GOAL:
Please reproduce the part of the entries that opens with the line containing "call-cell-num: 802-644-8851 — [462, 542, 503, 549]" and closes with the line containing "federal-excise-amount: 8.14 —", both lines included.

ITEMS:
****

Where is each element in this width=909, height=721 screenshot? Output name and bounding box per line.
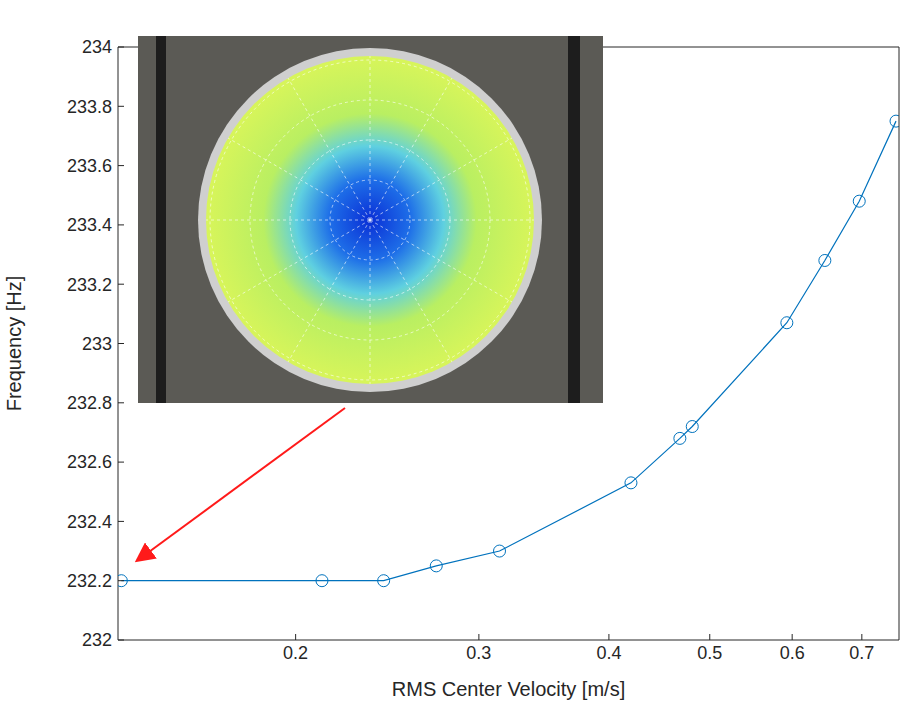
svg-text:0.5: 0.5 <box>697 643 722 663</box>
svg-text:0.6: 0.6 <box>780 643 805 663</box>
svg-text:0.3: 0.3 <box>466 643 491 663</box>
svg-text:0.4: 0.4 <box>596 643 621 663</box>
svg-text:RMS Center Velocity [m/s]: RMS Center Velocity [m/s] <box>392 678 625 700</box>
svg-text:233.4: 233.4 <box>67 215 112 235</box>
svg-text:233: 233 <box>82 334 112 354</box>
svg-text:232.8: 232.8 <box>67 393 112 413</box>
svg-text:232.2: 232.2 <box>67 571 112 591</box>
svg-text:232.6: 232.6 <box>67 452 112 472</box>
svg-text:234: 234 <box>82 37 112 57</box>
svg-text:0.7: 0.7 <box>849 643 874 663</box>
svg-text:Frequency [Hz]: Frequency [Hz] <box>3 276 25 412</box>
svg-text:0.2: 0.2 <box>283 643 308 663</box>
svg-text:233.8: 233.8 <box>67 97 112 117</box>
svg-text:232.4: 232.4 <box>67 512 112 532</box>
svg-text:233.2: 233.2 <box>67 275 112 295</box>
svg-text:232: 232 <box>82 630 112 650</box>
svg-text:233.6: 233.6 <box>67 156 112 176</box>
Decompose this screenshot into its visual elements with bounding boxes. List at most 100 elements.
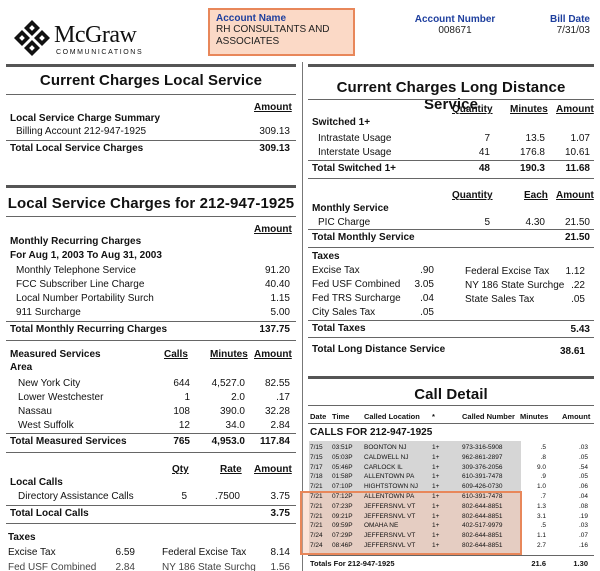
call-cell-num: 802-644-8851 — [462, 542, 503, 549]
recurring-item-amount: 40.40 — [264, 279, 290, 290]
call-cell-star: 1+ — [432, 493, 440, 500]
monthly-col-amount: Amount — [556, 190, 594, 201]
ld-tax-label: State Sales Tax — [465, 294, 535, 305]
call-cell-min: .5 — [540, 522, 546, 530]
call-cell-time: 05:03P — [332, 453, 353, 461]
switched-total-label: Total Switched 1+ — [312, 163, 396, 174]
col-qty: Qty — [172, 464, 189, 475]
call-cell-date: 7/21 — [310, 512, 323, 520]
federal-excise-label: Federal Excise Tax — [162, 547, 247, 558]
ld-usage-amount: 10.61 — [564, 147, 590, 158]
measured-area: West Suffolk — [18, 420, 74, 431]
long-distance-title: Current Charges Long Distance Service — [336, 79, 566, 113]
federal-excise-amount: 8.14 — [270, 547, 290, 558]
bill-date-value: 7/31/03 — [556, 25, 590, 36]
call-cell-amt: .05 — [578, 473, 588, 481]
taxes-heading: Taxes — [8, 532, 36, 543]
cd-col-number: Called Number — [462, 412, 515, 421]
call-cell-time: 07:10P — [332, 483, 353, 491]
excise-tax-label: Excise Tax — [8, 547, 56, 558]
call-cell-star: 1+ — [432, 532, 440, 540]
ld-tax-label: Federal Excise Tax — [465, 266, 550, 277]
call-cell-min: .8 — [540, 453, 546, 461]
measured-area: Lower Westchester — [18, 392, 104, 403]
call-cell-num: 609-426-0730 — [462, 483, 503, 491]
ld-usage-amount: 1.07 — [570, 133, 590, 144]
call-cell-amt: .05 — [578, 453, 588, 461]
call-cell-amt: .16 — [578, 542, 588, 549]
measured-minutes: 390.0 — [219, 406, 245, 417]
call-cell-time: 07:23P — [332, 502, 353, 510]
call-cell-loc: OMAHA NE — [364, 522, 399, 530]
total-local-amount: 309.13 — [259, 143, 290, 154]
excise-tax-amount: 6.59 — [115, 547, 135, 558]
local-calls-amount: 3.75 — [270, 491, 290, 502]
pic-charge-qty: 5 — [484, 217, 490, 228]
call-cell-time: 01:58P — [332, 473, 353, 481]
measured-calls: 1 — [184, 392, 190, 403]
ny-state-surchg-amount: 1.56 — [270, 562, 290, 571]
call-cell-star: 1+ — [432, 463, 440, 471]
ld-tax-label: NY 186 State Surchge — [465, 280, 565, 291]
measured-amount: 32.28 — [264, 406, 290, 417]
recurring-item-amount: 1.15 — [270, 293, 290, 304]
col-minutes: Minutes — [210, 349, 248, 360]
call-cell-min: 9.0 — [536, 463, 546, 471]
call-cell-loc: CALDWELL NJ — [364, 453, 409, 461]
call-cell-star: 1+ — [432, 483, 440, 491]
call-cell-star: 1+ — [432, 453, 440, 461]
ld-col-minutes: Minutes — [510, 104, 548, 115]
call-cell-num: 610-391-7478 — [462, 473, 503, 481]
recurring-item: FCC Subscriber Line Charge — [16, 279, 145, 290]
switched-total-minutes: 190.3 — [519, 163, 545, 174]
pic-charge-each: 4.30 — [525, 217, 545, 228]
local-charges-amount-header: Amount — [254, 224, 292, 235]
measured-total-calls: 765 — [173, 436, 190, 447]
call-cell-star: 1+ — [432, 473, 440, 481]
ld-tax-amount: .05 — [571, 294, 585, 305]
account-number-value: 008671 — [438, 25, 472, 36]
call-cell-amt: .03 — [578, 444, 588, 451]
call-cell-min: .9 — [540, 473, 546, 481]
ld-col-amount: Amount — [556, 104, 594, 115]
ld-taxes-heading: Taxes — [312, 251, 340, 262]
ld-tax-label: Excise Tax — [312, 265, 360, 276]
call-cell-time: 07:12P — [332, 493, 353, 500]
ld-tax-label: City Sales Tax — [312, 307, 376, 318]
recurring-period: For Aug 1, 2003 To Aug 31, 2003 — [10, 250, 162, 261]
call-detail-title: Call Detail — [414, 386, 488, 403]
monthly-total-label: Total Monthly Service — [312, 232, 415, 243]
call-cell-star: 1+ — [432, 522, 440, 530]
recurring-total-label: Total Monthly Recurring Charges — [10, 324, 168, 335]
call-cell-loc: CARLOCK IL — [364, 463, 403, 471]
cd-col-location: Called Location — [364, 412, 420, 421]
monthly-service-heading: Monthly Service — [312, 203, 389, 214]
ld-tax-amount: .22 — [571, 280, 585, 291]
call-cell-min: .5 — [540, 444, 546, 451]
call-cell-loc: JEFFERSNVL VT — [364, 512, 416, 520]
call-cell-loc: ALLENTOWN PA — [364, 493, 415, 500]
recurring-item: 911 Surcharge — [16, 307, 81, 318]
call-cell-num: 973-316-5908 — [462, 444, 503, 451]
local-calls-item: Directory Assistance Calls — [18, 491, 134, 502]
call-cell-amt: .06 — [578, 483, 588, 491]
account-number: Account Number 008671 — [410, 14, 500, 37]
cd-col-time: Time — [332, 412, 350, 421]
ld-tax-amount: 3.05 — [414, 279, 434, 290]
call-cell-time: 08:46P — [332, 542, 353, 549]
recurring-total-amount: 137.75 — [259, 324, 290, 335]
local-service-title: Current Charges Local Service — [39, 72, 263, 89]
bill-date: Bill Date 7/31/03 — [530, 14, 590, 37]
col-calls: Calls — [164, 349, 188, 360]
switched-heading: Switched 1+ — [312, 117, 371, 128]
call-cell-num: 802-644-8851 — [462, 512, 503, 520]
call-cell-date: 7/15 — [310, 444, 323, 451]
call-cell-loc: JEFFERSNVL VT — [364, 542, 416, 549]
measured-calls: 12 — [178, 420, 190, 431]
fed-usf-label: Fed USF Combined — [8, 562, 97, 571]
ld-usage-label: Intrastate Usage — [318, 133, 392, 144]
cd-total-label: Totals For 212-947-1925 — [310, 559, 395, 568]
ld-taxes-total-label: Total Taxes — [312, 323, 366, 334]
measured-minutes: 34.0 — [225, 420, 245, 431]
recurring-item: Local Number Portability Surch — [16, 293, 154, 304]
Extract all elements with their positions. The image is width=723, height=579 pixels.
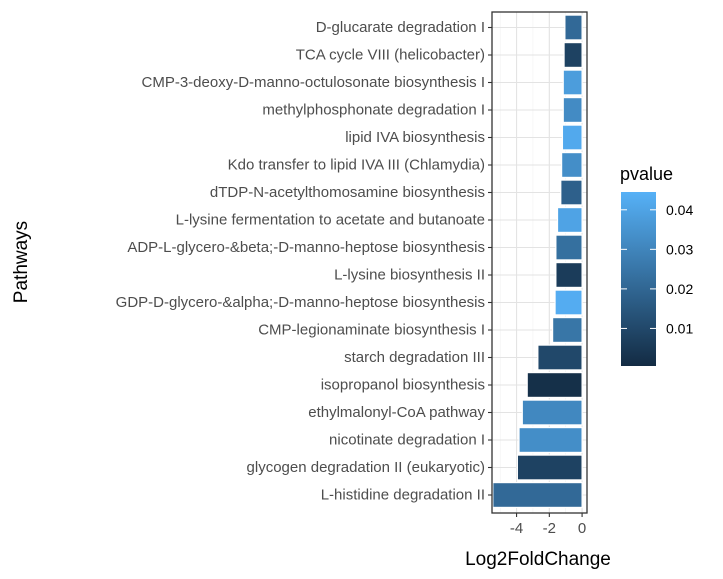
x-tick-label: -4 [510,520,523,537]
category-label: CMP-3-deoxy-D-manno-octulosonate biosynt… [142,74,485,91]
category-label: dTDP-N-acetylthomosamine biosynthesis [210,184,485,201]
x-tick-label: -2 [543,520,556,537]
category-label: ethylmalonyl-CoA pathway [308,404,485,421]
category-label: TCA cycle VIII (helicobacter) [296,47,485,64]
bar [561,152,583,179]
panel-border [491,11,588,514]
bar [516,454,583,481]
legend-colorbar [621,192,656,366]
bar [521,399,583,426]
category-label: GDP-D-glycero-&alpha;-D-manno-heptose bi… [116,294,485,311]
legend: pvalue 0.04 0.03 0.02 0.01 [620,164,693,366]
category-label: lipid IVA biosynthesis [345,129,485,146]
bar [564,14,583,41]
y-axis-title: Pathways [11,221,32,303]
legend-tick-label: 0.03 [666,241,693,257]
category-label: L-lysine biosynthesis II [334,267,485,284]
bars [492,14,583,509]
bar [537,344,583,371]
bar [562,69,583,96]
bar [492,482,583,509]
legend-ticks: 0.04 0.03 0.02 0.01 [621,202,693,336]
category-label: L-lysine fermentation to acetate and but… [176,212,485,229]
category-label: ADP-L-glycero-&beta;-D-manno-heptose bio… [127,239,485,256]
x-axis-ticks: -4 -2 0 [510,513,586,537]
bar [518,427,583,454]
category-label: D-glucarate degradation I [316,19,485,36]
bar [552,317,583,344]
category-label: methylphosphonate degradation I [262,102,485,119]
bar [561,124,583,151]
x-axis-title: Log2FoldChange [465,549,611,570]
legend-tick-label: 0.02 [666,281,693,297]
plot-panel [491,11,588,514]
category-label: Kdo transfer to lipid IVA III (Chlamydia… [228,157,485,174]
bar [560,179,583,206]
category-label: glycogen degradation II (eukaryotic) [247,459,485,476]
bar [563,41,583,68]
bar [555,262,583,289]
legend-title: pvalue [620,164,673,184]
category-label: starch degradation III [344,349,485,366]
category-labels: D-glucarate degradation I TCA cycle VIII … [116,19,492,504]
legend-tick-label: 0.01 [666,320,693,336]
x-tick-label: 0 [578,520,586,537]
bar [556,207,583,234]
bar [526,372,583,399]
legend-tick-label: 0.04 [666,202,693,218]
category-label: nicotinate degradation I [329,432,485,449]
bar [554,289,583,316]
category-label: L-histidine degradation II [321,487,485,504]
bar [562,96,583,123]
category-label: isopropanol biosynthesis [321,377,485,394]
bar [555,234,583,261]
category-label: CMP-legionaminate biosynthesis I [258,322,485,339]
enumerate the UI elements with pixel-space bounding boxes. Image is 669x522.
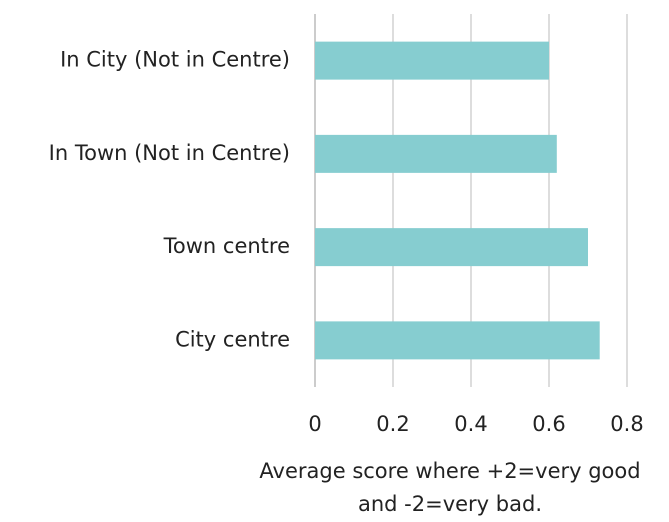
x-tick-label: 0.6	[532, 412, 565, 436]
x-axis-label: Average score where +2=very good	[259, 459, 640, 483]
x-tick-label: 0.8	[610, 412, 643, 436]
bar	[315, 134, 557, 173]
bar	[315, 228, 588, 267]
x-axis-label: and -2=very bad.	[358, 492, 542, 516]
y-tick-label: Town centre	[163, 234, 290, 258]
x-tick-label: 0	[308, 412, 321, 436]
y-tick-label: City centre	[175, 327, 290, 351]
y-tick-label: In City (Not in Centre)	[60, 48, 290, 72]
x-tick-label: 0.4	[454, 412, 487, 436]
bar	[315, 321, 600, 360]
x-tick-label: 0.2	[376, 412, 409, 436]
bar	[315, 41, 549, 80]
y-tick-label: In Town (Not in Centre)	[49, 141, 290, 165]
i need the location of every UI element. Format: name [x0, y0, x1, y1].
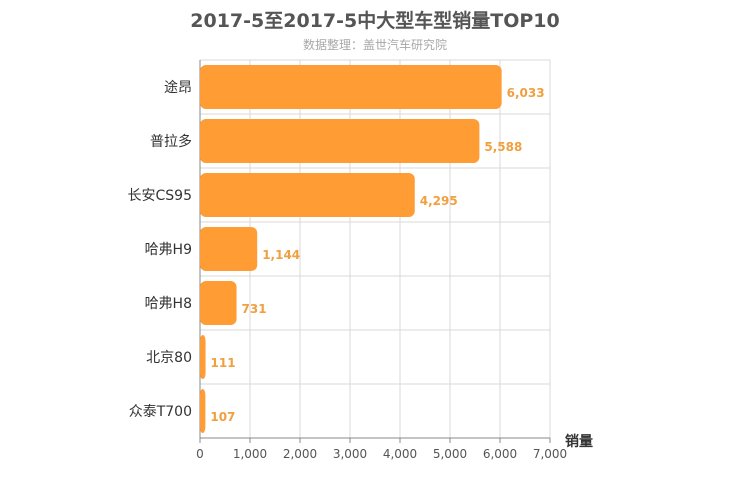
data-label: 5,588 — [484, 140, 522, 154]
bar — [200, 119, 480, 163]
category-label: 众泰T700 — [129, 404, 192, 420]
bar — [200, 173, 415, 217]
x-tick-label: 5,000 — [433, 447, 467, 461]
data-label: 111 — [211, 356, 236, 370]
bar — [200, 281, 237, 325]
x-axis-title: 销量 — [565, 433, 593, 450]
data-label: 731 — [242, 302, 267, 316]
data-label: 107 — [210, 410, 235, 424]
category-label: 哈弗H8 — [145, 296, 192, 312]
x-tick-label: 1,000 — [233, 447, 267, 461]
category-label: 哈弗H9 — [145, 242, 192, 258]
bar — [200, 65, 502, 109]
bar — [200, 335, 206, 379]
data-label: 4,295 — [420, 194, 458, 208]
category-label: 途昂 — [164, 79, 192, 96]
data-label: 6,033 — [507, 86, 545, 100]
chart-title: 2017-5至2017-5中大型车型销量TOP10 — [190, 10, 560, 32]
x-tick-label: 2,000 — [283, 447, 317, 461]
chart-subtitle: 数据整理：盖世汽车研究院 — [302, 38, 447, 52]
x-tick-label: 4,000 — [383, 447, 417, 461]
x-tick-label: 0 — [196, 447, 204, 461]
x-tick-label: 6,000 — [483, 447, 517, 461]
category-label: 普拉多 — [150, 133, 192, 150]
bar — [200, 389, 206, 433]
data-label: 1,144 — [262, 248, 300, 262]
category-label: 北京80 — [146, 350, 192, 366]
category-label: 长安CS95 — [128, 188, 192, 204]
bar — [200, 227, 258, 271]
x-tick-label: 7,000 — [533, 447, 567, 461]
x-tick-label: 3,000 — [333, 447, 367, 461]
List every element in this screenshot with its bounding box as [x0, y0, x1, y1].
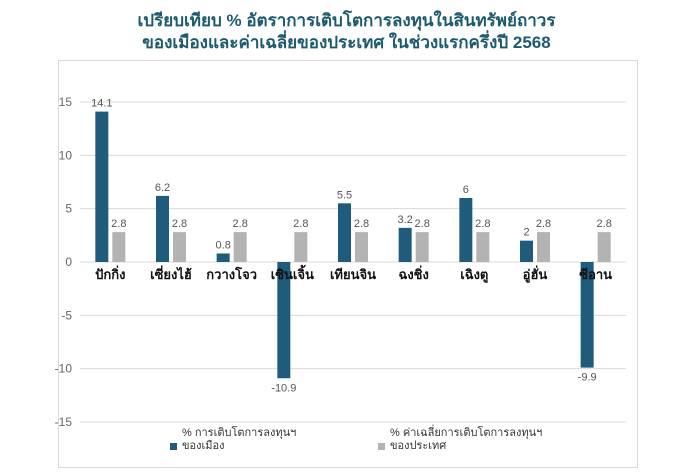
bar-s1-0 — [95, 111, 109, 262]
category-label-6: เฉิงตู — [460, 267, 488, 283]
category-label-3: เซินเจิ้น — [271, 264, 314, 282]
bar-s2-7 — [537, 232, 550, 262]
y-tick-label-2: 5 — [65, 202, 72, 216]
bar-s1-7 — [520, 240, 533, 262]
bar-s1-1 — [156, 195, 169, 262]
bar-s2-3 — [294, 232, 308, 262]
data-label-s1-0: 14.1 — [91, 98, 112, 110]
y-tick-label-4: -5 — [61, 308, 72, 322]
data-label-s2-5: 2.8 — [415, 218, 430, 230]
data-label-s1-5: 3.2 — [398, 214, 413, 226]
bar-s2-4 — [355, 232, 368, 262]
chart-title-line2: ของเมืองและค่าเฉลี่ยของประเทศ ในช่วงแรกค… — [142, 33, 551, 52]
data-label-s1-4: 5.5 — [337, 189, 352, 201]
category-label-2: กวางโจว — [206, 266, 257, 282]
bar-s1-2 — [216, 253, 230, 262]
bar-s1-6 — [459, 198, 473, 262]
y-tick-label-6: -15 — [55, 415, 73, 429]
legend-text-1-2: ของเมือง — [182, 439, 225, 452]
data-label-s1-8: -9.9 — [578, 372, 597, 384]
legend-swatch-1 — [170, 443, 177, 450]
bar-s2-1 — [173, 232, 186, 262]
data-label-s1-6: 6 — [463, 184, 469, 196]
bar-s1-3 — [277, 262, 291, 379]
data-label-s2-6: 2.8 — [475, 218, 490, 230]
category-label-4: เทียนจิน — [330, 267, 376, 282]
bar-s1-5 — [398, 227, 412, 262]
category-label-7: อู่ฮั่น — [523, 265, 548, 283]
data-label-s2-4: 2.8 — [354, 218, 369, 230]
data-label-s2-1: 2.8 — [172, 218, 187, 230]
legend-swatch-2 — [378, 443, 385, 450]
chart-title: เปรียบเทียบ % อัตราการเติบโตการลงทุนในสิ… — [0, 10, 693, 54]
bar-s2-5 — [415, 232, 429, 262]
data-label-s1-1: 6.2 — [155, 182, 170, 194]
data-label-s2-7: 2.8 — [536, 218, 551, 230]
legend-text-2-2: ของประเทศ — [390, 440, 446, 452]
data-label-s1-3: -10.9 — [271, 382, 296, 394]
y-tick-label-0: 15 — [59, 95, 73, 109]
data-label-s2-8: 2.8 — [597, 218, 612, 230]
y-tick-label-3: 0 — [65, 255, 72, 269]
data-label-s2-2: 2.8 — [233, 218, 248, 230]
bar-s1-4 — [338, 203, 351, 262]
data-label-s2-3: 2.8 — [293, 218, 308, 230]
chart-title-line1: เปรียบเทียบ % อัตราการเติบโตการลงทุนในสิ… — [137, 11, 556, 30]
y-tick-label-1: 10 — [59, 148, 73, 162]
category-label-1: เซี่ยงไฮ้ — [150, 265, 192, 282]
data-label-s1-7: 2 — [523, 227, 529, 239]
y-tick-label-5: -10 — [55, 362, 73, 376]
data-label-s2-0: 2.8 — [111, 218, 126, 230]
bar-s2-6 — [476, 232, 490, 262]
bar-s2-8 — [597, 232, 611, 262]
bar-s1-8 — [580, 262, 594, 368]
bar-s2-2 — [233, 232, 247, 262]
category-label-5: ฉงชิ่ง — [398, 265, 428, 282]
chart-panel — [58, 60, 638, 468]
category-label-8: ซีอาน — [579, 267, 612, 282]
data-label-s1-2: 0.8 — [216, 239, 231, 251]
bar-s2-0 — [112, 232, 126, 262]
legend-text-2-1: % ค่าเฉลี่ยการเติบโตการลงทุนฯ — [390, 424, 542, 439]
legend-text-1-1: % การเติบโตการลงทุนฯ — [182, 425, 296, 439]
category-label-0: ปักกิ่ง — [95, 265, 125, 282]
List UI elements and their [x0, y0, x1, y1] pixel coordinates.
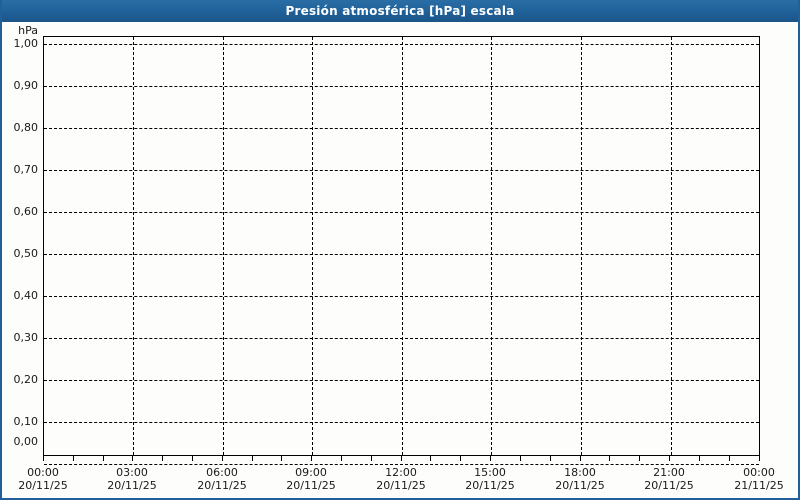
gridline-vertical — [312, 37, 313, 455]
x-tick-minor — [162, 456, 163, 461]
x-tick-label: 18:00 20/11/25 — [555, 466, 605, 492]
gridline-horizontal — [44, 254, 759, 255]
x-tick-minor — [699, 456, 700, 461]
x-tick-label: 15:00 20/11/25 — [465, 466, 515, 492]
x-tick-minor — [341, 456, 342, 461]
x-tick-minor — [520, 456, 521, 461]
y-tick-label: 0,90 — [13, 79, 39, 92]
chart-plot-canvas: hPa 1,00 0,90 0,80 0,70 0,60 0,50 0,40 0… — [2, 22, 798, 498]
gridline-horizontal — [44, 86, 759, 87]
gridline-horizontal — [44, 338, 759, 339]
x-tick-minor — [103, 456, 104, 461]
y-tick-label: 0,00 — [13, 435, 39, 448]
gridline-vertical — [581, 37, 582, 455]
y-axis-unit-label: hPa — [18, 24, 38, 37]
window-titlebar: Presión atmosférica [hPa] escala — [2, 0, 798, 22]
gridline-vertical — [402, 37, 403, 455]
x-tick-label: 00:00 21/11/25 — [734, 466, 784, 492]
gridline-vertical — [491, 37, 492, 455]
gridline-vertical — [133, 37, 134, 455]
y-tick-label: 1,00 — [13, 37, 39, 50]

****

RIGHT ANSWER:
call-cell-num: 802-644-8851 — [462, 542, 503, 549]
recurring-item-amount: 40.40 — [264, 279, 290, 290]
call-cell-star: 1+ — [432, 493, 440, 500]
monthly-col-amount: Amount — [556, 190, 594, 201]
ld-tax-label: State Sales Tax — [465, 294, 535, 305]
call-cell-min: .5 — [540, 522, 546, 530]
call-cell-time: 05:03P — [332, 453, 353, 461]
switched-total-label: Total Switched 1+ — [312, 163, 396, 174]
col-qty: Qty — [172, 464, 189, 475]
call-cell-date: 7/21 — [310, 512, 323, 520]
federal-excise-label: Federal Excise Tax — [162, 547, 247, 558]
ld-usage-amount: 10.61 — [564, 147, 590, 158]
measured-area: West Suffolk — [18, 420, 74, 431]
long-distance-title: Current Charges Long Distance Service — [336, 79, 566, 113]
federal-excise-amount: 8.14 — [270, 547, 290, 558]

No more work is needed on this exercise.